[Lines of data]
»»

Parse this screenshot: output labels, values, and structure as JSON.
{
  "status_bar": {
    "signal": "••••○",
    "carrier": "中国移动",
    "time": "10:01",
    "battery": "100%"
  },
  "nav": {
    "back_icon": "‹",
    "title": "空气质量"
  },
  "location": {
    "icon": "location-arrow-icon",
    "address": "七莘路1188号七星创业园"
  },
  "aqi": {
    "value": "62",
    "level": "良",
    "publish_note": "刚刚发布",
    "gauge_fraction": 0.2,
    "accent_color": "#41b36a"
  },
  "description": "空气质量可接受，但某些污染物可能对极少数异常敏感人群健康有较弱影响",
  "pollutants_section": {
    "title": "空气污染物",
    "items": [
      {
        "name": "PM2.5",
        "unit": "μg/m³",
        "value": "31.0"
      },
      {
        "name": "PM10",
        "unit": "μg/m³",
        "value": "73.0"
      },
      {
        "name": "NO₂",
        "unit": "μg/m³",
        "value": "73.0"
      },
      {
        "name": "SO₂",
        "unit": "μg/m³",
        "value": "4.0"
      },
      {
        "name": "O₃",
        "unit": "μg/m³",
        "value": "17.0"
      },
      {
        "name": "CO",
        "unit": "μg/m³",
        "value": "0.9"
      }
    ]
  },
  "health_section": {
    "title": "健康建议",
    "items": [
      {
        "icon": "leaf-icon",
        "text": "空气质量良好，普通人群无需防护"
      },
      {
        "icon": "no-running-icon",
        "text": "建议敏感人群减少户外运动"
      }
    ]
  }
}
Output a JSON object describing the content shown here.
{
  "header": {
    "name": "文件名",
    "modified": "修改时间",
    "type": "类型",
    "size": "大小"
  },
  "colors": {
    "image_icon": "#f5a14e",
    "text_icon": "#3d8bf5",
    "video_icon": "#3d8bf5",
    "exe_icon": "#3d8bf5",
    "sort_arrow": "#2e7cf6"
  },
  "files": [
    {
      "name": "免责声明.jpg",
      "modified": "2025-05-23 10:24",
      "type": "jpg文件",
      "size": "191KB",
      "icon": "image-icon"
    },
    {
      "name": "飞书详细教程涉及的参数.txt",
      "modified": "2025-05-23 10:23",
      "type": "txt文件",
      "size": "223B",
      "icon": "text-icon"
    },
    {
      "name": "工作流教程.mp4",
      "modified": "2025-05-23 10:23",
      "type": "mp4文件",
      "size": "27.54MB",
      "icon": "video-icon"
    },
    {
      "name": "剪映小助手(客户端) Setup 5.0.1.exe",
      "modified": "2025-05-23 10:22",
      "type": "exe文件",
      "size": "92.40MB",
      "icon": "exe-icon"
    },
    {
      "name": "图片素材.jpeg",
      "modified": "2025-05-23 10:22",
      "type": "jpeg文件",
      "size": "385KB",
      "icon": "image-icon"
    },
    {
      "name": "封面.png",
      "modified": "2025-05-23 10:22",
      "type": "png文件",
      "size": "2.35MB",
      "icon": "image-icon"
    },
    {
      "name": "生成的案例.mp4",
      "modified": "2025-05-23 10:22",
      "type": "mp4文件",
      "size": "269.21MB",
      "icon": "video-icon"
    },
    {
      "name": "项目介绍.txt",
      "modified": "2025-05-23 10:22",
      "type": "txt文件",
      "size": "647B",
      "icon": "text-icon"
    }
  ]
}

««

Copy out all lines that carry the word "size".

Answer in full:
    "size": "大小"
      "size": "191KB",
      "size": "223B",
      "size": "27.54MB",
      "size": "92.40MB",
      "size": "385KB",
      "size": "2.35MB",
      "size": "269.21MB",
      "size": "647B",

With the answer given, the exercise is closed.